## SHORT TASK
In the listing below, find every line with the string "axis" and pull it out.

## THE RECORDS
○ ○ ○ ○ ○ ○ ○

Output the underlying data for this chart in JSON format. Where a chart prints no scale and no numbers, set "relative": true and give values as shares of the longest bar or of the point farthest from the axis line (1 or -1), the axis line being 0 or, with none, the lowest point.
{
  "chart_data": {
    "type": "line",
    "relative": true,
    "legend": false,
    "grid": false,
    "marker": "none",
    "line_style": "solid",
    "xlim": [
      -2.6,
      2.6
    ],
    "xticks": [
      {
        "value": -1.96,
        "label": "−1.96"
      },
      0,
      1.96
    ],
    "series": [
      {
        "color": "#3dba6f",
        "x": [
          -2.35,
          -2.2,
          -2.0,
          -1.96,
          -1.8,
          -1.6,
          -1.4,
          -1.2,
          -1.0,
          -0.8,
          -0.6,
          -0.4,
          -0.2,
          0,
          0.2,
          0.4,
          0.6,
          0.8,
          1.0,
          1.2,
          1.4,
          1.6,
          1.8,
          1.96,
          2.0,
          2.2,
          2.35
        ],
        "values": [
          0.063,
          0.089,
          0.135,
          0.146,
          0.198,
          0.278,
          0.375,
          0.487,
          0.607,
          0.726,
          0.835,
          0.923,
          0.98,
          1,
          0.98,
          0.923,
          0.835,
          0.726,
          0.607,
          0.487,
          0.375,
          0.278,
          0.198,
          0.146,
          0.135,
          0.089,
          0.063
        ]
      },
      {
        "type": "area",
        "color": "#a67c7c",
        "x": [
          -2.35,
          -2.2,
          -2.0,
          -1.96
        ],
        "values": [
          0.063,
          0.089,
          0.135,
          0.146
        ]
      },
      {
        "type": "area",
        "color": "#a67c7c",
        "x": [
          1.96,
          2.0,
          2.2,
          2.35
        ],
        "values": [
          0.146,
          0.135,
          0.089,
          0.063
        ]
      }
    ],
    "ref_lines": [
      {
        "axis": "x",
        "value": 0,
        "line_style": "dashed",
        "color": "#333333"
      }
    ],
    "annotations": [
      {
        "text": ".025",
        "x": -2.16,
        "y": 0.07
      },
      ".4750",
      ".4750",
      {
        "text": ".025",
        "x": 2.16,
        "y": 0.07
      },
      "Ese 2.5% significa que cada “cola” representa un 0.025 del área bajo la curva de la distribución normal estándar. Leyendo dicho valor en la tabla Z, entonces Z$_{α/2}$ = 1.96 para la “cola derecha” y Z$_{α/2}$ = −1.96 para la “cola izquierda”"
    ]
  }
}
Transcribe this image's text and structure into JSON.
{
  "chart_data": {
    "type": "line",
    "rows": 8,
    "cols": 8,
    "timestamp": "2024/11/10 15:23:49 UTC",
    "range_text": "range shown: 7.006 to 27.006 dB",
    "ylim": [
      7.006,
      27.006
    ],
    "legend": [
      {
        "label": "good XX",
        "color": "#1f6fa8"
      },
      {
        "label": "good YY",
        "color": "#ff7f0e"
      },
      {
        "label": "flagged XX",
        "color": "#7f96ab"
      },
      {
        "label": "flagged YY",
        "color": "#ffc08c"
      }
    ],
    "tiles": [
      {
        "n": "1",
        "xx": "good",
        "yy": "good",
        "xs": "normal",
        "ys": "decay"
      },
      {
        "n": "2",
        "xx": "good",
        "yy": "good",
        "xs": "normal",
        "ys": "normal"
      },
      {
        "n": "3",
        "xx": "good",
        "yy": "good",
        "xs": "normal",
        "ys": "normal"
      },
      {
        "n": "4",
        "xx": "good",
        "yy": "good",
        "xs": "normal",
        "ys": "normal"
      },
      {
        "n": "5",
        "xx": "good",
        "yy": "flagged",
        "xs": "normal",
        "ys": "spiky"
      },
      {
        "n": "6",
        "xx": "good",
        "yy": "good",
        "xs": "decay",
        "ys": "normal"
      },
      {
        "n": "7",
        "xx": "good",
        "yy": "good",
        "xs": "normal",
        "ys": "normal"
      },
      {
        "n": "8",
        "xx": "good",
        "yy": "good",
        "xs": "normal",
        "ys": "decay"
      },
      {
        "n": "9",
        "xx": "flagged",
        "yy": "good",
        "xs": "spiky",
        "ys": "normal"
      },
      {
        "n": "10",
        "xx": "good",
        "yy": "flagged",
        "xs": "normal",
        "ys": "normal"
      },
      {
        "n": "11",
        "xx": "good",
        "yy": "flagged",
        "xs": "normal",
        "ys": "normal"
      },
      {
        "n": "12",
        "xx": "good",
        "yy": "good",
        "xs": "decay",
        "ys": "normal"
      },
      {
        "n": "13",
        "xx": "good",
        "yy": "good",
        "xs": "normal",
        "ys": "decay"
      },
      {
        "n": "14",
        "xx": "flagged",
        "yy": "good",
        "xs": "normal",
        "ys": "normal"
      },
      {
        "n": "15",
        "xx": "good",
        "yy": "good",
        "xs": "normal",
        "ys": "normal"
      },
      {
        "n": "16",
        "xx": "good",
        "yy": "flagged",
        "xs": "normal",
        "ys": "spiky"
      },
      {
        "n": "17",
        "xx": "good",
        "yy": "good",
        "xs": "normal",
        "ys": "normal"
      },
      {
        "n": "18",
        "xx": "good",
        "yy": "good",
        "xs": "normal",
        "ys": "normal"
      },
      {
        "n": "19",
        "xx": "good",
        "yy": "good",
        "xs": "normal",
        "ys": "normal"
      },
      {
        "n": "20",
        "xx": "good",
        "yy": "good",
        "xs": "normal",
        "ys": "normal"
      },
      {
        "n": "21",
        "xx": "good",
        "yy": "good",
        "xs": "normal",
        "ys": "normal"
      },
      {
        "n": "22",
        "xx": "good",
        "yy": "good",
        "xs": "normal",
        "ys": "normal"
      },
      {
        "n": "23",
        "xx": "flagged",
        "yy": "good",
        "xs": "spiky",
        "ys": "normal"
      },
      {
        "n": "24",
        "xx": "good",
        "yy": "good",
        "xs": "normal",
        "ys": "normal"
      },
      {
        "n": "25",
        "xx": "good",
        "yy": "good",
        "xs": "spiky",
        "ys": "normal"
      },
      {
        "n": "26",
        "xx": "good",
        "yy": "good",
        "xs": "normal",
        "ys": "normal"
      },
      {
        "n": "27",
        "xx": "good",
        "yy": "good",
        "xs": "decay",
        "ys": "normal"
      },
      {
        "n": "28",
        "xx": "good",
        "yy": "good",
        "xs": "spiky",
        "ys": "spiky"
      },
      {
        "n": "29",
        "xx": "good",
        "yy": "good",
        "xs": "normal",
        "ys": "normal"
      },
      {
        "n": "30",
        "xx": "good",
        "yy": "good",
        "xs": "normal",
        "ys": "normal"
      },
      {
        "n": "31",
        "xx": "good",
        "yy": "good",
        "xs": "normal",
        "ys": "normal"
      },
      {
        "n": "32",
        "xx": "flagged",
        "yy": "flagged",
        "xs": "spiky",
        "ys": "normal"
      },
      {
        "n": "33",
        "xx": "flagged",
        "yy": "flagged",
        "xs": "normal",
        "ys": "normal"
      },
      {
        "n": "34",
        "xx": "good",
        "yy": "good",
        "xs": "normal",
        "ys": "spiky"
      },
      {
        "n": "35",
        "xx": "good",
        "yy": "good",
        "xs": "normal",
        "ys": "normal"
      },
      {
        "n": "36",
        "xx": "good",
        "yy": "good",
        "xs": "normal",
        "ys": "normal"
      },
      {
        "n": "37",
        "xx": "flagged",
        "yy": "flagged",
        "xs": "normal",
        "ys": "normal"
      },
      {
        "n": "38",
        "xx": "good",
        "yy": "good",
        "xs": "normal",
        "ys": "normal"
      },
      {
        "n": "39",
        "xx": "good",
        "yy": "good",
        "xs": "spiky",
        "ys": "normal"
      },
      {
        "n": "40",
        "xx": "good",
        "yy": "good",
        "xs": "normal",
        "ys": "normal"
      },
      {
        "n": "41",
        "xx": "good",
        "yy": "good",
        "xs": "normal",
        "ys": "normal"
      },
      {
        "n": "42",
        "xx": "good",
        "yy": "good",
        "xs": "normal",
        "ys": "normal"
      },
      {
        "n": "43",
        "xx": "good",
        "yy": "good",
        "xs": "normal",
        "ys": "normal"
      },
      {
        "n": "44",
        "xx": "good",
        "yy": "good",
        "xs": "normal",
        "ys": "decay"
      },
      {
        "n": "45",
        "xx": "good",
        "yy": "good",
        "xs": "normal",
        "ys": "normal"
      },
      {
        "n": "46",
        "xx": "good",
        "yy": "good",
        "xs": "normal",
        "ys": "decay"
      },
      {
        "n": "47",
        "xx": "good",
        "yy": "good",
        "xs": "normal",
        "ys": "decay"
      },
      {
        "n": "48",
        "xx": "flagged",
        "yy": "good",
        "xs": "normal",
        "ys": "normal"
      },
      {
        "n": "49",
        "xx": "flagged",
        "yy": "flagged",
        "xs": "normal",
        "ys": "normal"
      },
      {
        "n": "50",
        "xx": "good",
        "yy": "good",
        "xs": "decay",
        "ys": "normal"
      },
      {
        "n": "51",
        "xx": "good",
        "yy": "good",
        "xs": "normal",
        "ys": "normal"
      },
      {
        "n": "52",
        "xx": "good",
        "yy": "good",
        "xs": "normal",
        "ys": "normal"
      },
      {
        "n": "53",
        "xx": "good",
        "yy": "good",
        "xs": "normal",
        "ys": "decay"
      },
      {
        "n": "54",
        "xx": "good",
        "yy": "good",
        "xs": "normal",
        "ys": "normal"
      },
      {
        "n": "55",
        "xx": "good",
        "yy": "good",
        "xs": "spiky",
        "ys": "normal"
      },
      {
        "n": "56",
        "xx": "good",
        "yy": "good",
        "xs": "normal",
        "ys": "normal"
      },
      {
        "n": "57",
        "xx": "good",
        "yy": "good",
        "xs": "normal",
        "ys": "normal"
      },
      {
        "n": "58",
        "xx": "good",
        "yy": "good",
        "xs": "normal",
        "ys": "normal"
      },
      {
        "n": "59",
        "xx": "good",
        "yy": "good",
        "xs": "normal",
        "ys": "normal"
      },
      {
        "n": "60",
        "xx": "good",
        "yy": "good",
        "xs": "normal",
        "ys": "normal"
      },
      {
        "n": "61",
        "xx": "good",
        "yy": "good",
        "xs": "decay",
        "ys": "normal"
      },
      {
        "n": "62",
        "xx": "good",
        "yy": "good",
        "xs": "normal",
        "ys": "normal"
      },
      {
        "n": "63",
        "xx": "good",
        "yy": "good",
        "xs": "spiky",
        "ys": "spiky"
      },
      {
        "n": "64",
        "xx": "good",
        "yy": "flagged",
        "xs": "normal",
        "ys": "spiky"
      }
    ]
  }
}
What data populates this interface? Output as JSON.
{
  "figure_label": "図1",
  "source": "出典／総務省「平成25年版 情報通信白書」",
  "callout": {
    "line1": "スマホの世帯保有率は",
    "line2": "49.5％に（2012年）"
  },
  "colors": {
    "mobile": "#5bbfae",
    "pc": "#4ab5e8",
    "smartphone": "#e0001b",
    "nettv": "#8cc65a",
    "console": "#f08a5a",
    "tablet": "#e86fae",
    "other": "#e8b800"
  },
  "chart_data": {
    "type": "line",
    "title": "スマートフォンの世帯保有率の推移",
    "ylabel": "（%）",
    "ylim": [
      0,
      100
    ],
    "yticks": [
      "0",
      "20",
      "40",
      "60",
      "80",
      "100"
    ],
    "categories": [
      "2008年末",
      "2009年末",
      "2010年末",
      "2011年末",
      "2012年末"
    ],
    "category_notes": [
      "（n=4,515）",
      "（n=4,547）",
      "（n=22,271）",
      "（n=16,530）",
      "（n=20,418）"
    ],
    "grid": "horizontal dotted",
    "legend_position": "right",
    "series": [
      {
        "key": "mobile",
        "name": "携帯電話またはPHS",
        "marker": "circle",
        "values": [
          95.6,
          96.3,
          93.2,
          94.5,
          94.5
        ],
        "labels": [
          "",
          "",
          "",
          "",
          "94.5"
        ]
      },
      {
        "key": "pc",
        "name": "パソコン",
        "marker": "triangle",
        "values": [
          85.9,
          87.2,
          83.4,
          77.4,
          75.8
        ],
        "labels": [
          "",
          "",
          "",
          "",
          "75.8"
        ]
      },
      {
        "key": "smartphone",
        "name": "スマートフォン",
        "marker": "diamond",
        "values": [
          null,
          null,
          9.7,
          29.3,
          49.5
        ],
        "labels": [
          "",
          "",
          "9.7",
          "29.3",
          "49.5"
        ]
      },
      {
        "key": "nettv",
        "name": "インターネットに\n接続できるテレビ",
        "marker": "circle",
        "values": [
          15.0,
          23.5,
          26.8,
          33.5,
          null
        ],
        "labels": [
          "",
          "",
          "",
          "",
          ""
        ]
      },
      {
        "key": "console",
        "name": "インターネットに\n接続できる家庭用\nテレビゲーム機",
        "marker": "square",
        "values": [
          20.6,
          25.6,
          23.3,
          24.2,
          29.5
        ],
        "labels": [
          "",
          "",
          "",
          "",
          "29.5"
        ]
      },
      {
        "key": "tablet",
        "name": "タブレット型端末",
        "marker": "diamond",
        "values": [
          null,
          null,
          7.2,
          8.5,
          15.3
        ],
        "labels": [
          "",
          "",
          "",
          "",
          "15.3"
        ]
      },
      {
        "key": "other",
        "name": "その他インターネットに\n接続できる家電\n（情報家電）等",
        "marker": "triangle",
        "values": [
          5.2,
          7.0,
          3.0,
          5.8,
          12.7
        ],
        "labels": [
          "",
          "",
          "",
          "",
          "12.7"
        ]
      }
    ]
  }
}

○ ○ ○ ○ ○ ○ ○

## TASK ANSWER
Output the underlying data for this chart in JSON format. Where a chart prints no scale and no numbers, set "relative": true and give values as shares of the longest bar or of the point farthest from the axis line (1 or -1), the axis line being 0 or, with none, the lowest point.
        "axis": "x",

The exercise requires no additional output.